BRIEF
Your task is to copy each line that has the word "color".

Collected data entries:
----------
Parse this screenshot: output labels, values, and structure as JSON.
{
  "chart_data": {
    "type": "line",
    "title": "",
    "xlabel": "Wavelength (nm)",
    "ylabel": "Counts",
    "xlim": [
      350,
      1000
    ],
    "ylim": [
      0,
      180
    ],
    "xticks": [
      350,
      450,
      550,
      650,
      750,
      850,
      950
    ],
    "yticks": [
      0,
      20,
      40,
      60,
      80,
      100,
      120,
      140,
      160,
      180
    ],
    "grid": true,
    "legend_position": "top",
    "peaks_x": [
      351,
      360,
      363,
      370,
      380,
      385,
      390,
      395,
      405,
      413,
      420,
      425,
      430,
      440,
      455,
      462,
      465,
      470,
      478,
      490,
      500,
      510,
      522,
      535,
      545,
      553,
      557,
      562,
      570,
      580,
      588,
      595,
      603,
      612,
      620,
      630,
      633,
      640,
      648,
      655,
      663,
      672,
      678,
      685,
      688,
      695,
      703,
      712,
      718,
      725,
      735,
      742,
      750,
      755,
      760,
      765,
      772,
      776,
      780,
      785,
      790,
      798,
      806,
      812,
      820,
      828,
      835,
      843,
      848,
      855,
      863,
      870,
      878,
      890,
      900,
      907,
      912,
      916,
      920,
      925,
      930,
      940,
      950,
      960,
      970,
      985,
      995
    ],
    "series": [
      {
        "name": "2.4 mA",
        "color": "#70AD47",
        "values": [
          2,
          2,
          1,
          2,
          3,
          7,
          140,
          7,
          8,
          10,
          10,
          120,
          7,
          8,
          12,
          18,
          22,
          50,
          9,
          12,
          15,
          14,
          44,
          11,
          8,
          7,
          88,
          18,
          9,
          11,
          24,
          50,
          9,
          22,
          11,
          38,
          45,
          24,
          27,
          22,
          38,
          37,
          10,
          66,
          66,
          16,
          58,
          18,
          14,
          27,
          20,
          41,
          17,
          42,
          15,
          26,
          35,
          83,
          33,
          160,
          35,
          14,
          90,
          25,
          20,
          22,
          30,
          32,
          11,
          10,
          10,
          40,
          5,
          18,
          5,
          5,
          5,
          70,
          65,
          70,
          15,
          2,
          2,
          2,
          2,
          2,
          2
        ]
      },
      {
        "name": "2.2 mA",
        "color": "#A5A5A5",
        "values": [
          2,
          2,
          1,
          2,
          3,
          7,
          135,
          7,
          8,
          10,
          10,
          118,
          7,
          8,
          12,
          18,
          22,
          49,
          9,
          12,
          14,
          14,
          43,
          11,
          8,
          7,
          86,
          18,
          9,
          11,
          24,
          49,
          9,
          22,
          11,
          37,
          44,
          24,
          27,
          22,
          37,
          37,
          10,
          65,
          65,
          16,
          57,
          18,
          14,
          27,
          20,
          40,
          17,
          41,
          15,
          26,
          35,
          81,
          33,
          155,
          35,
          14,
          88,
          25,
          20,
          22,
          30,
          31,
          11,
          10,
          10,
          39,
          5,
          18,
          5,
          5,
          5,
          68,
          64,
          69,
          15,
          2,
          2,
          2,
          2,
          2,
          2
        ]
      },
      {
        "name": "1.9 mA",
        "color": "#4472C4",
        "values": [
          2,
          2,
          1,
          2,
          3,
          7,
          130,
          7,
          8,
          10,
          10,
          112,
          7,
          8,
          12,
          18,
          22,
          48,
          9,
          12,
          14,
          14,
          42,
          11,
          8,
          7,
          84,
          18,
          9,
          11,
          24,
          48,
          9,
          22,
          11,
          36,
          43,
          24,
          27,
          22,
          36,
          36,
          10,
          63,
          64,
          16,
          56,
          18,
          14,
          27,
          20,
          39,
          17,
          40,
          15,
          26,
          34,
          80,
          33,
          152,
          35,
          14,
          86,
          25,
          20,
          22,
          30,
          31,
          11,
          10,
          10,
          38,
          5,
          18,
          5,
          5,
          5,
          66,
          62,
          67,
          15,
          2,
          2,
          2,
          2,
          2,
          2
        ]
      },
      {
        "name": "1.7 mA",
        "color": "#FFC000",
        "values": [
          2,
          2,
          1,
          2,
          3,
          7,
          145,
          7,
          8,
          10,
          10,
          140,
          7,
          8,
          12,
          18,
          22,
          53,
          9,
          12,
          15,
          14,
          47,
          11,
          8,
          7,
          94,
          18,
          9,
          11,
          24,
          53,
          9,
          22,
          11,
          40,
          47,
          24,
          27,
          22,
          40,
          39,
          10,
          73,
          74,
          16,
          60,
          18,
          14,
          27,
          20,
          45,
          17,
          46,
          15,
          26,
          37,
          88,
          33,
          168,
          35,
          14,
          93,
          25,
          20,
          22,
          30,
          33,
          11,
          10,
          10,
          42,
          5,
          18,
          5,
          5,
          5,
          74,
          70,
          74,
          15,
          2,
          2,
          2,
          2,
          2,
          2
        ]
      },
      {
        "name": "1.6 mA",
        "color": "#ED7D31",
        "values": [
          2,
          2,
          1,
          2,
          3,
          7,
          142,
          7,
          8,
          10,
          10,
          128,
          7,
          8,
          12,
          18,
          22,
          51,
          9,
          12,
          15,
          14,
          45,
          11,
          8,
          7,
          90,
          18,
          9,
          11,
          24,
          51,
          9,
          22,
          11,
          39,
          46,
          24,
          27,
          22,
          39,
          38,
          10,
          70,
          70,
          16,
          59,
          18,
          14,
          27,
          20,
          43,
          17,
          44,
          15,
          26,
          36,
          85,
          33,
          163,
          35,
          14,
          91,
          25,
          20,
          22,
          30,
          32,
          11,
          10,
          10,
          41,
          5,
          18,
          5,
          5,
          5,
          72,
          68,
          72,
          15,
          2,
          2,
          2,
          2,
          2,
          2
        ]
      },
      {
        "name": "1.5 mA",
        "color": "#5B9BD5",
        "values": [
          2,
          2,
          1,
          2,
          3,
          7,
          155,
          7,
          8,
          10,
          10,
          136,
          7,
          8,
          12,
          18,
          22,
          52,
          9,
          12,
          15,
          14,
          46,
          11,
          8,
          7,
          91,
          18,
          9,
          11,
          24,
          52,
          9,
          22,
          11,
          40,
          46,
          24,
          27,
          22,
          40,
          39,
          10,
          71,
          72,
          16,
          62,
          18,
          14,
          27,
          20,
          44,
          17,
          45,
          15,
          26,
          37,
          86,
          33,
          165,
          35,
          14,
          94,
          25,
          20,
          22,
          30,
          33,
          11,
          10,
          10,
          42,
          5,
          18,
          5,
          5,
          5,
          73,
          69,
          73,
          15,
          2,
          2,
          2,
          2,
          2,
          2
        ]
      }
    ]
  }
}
----------
ANSWER TO THIS PROBLEM
        "color": "#70AD47",
        "color": "#A5A5A5",
        "color": "#4472C4",
        "color": "#FFC000",
        "color": "#ED7D31",
        "color": "#5B9BD5",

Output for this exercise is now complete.